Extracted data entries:
+++
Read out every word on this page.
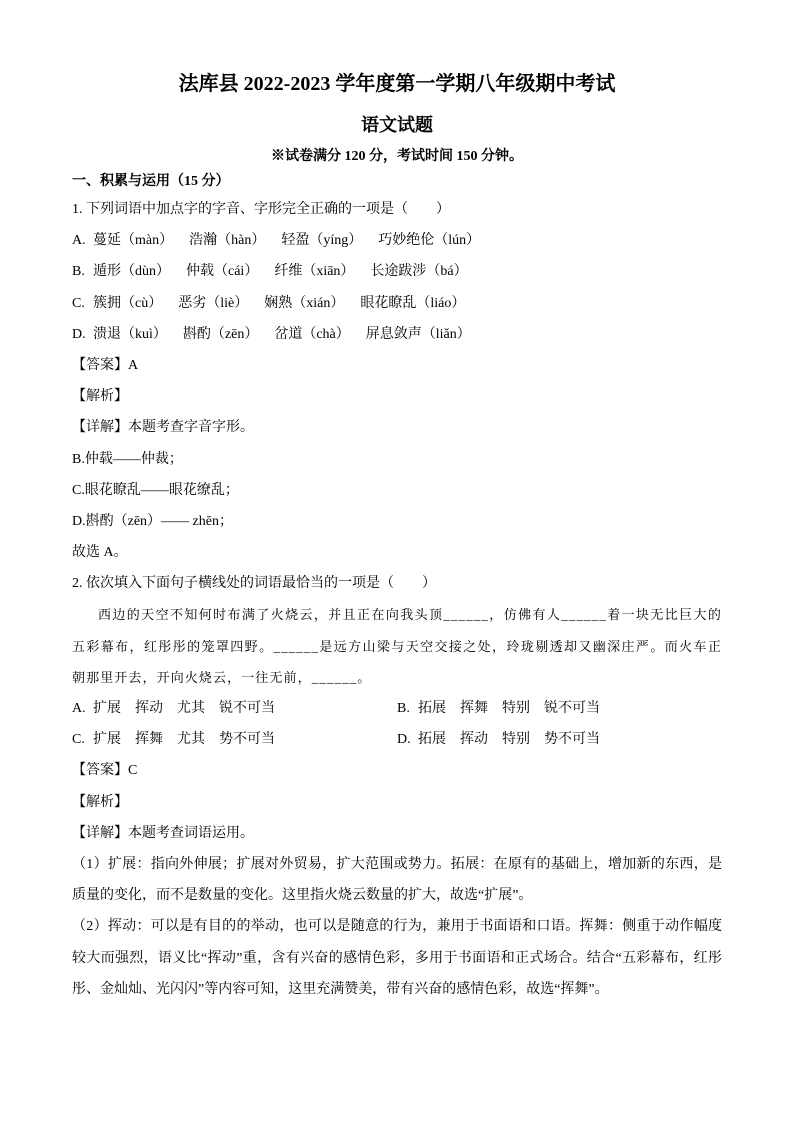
法库县 2022-2023 学年度第一学期八年级期中考试
语文试题
※试卷满分 120 分，考试时间 150 分钟。
一、积累与运用（15 分）
1. 下列词语中加点字的字音、字形完全正确的一项是（　　）
A. 蔓延（màn） 浩瀚（hàn） 轻盈（yíng） 巧妙绝伦（lún）
B. 遁形（dùn） 仲载（cái） 纤维（xiān） 长途跋涉（bá）
C. 簇拥（cù） 恶劣（liè） 娴熟（xián） 眼花瞭乱（liáo）
D. 溃退（kuì） 斟酌（zēn） 岔道（chà） 屏息敛声（liǎn）
【答案】A
【解析】
【详解】本题考查字音字形。
B.仲载——仲裁；
C.眼花瞭乱——眼花缭乱；
D.斟酌（zēn）—— zhēn；
故选 A。
2. 依次填入下面句子横线处的词语最恰当的一项是（　　）
西边的天空不知何时布满了火烧云，并且正在向我头顶______，仿佛有人______着一块无比巨大的五彩幕布，红彤彤的笼罩四野。______是远方山梁与天空交接之处，玲珑剔透却又幽深庄严。而火车正朝那里开去，开向火烧云，一往无前，______。
A. 扩展 挥动 尤其 锐不可当	B. 拓展 挥舞 特别 锐不可当
C. 扩展 挥舞 尤其 势不可当	D. 拓展 挥动 特别 势不可当
【答案】C
【解析】
【详解】本题考查词语运用。
（1）扩展：指向外伸展；扩展对外贸易，扩大范围或势力。拓展：在原有的基础上，增加新的东西，是质量的变化，而不是数量的变化。这里指火烧云数量的扩大，故选“扩展”。
（2）挥动：可以是有目的的举动，也可以是随意的行为，兼用于书面语和口语。挥舞：侧重于动作幅度较大而强烈，语义比“挥动”重，含有兴奋的感情色彩，多用于书面语和正式场合。结合“五彩幕布，红彤彤、金灿灿、光闪闪”等内容可知，这里充满赞美，带有兴奋的感情色彩，故选“挥舞”。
+++
Exclude all images and restate the records above word for word.

▸ TASK OUTPUT:
Read out every word on this page.
法库县 2022-2023 学年度第一学期八年级期中考试
语文试题
※试卷满分 120 分，考试时间 150 分钟。
一、积累与运用（15 分）
1. 下列词语中加点字的字音、字形完全正确的一项是（　　）
A. 蔓延（màn） 浩瀚（hàn） 轻盈（yíng） 巧妙绝伦（lún）
B. 遁形（dùn） 仲载（cái） 纤维（xiān） 长途跋涉（bá）
C. 簇拥（cù） 恶劣（liè） 娴熟（xián） 眼花瞭乱（liáo）
D. 溃退（kuì） 斟酌（zēn） 岔道（chà） 屏息敛声（liǎn）
【答案】A
【解析】
【详解】本题考查字音字形。
B.仲载——仲裁；
C.眼花瞭乱——眼花缭乱；
D.斟酌（zēn）—— zhēn；
故选 A。
2. 依次填入下面句子横线处的词语最恰当的一项是（　　）
西边的天空不知何时布满了火烧云，并且正在向我头顶______，仿佛有人______着一块无比巨大的五彩幕布，红彤彤的笼罩四野。______是远方山梁与天空交接之处，玲珑剔透却又幽深庄严。而火车正朝那里开去，开向火烧云，一往无前，______。
A. 扩展 挥动 尤其 锐不可当	B. 拓展 挥舞 特别 锐不可当
C. 扩展 挥舞 尤其 势不可当	D. 拓展 挥动 特别 势不可当
【答案】C
【解析】
【详解】本题考查词语运用。
（1）扩展：指向外伸展；扩展对外贸易，扩大范围或势力。拓展：在原有的基础上，增加新的东西，是质量的变化，而不是数量的变化。这里指火烧云数量的扩大，故选“扩展”。
（2）挥动：可以是有目的的举动，也可以是随意的行为，兼用于书面语和口语。挥舞：侧重于动作幅度较大而强烈，语义比“挥动”重，含有兴奋的感情色彩，多用于书面语和正式场合。结合“五彩幕布，红彤彤、金灿灿、光闪闪”等内容可知，这里充满赞美，带有兴奋的感情色彩，故选“挥舞”。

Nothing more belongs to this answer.